» Dataset entries

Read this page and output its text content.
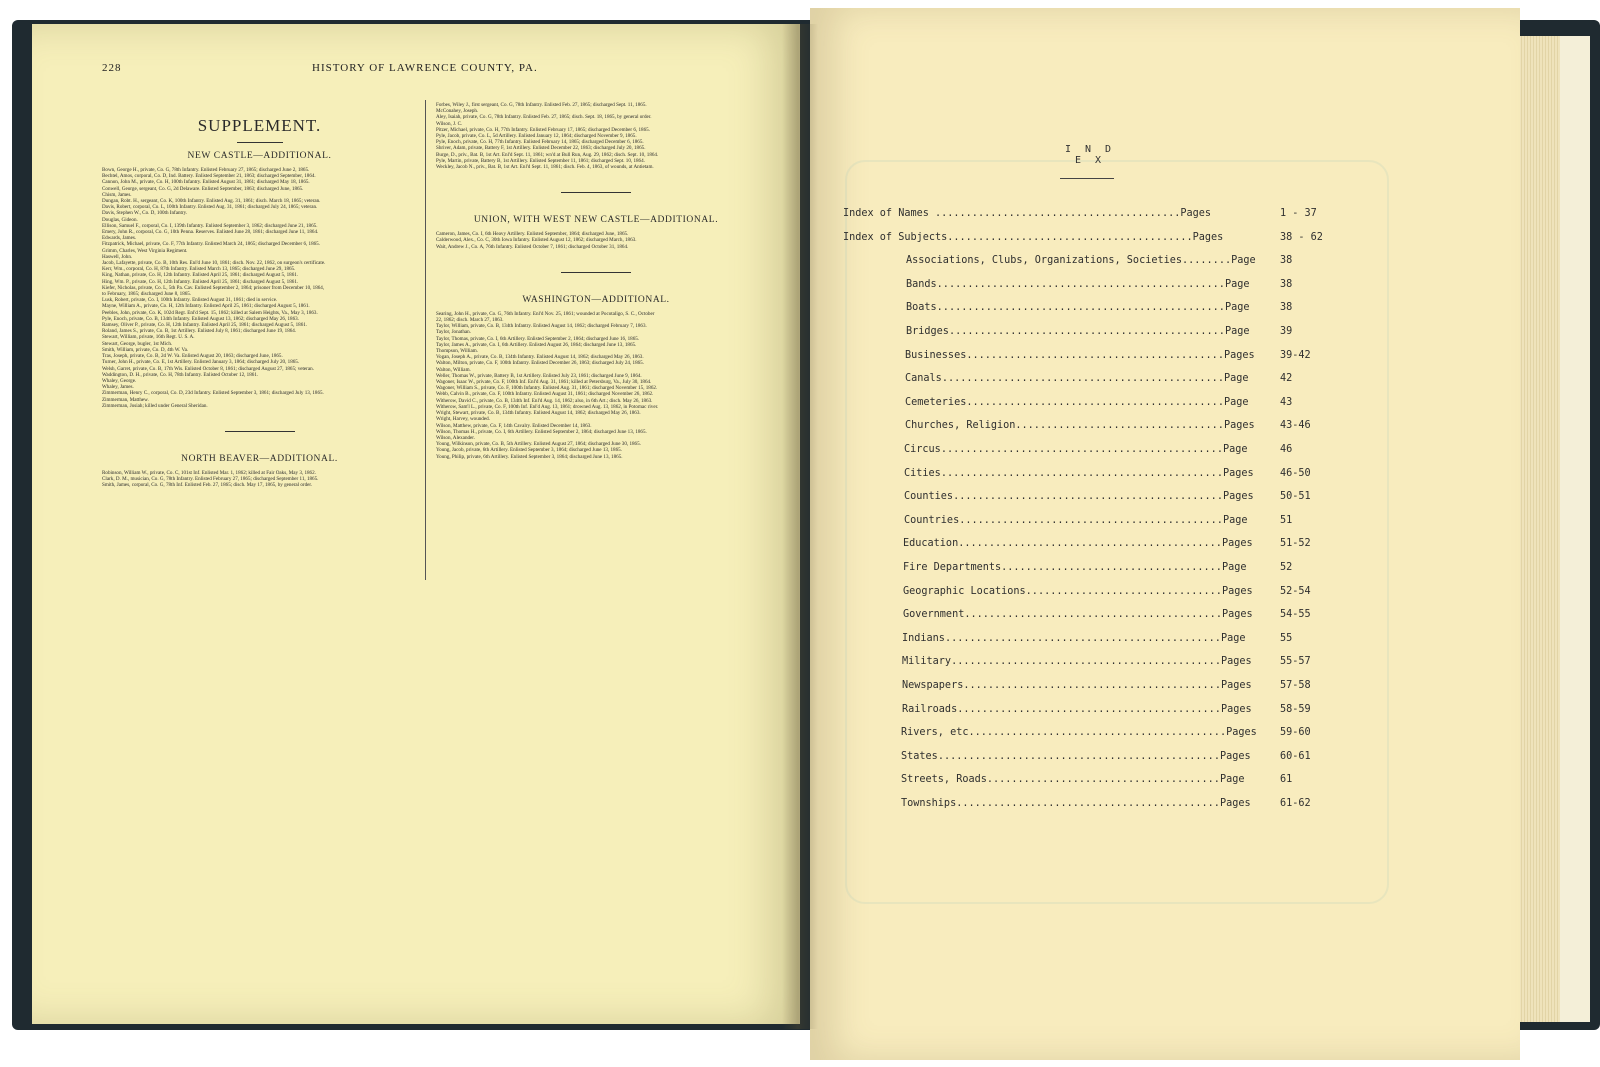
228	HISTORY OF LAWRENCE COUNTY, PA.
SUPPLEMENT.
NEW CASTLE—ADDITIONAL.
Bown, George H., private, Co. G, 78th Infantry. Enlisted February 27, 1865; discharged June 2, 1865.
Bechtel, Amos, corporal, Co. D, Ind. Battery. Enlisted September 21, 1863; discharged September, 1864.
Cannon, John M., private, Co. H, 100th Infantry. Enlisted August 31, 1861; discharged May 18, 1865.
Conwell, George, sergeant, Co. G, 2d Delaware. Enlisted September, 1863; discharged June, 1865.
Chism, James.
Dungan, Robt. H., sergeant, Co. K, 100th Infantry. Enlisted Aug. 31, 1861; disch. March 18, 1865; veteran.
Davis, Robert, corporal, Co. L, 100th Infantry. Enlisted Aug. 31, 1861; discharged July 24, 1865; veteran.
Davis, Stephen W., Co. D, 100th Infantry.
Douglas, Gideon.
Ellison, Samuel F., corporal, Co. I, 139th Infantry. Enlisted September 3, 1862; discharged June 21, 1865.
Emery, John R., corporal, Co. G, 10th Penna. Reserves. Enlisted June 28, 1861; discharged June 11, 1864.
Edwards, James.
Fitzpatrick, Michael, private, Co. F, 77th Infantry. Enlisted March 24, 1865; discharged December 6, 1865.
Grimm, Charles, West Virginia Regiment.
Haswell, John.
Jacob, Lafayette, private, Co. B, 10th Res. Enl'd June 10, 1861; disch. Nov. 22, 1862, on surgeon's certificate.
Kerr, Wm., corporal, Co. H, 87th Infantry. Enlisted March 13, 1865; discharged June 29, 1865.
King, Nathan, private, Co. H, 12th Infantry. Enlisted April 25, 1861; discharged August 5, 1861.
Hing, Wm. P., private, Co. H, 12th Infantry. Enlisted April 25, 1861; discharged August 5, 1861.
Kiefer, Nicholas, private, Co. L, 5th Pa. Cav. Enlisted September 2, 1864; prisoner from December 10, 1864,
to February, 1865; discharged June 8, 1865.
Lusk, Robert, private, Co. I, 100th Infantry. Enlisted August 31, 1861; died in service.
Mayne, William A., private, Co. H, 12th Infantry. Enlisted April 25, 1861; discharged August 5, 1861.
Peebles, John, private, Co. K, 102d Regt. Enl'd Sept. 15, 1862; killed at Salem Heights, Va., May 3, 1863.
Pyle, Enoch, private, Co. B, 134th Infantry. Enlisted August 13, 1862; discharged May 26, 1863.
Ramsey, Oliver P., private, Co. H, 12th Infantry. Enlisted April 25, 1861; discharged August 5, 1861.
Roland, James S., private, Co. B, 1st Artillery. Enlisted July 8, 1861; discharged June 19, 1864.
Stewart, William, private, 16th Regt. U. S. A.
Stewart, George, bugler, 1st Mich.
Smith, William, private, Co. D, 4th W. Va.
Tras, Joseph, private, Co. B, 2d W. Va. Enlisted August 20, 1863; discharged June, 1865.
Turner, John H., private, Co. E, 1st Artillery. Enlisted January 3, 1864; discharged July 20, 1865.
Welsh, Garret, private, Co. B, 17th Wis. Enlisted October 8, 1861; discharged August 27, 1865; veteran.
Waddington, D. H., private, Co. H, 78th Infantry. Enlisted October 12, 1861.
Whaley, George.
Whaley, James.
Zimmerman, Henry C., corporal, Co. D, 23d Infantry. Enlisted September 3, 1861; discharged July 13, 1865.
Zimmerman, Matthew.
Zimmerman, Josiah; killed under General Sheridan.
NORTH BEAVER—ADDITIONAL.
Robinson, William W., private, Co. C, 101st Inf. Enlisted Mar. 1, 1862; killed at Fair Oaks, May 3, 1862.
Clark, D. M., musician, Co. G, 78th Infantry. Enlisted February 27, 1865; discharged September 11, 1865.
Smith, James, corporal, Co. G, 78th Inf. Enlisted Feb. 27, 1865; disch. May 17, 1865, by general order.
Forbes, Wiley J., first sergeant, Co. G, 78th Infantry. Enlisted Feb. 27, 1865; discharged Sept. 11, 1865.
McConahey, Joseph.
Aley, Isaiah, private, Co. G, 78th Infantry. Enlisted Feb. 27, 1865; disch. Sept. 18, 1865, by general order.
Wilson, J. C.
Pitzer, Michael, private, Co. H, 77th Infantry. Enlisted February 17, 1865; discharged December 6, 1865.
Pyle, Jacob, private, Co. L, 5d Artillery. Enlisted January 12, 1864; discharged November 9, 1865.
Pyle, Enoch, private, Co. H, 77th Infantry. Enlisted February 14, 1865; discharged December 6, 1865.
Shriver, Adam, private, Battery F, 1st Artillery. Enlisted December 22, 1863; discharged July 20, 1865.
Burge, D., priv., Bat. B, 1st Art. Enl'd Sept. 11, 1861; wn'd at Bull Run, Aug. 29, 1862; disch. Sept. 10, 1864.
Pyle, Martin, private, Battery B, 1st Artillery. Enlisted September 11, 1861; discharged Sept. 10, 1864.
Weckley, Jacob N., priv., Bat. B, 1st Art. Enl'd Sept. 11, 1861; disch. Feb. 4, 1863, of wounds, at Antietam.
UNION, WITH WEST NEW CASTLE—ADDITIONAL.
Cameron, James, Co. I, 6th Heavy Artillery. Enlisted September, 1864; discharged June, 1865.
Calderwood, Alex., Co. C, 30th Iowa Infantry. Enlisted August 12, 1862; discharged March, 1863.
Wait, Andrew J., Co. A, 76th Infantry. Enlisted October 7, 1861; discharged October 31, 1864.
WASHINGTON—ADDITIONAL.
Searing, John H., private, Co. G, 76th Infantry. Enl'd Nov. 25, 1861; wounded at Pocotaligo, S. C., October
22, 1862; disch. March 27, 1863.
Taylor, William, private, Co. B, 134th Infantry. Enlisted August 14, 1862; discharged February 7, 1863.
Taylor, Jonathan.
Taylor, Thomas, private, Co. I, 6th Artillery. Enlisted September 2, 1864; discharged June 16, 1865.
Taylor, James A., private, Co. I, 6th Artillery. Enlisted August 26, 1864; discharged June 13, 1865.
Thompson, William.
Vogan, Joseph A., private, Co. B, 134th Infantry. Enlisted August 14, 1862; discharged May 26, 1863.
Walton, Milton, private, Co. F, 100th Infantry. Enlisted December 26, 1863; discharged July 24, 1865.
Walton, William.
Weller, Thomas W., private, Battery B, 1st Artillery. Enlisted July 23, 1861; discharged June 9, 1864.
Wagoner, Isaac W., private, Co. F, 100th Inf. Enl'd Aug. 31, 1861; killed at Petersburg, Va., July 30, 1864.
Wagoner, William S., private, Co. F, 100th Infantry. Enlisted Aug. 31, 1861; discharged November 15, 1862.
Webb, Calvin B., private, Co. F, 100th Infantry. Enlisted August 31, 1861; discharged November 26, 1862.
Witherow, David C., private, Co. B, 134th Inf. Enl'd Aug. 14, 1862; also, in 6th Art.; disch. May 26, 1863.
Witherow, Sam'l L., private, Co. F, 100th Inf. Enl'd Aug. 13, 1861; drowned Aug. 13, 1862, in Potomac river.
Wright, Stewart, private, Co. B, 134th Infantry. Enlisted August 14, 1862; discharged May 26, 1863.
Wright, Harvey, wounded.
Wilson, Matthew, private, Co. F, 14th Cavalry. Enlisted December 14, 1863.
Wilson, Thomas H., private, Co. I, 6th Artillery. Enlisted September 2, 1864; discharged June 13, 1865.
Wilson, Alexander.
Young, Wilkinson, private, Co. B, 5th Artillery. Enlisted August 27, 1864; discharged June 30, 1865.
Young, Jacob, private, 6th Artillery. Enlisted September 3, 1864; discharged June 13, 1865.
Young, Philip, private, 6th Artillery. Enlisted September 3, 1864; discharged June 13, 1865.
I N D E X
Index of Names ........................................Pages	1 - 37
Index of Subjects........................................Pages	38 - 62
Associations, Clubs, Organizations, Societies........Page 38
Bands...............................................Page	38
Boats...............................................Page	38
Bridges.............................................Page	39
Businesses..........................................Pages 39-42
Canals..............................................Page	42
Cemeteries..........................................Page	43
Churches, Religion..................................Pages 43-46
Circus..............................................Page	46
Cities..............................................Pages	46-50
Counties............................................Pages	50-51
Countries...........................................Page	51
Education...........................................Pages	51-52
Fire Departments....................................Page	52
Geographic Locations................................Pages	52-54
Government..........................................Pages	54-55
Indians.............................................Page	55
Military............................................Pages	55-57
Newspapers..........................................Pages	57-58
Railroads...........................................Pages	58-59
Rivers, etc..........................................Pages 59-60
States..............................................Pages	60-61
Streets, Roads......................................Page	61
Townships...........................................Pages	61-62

» WHAT YOU ARE ASKED TO DO
Work out how many lines in the records above contain the word "James", and give only that number.

» TASK ANSWER
7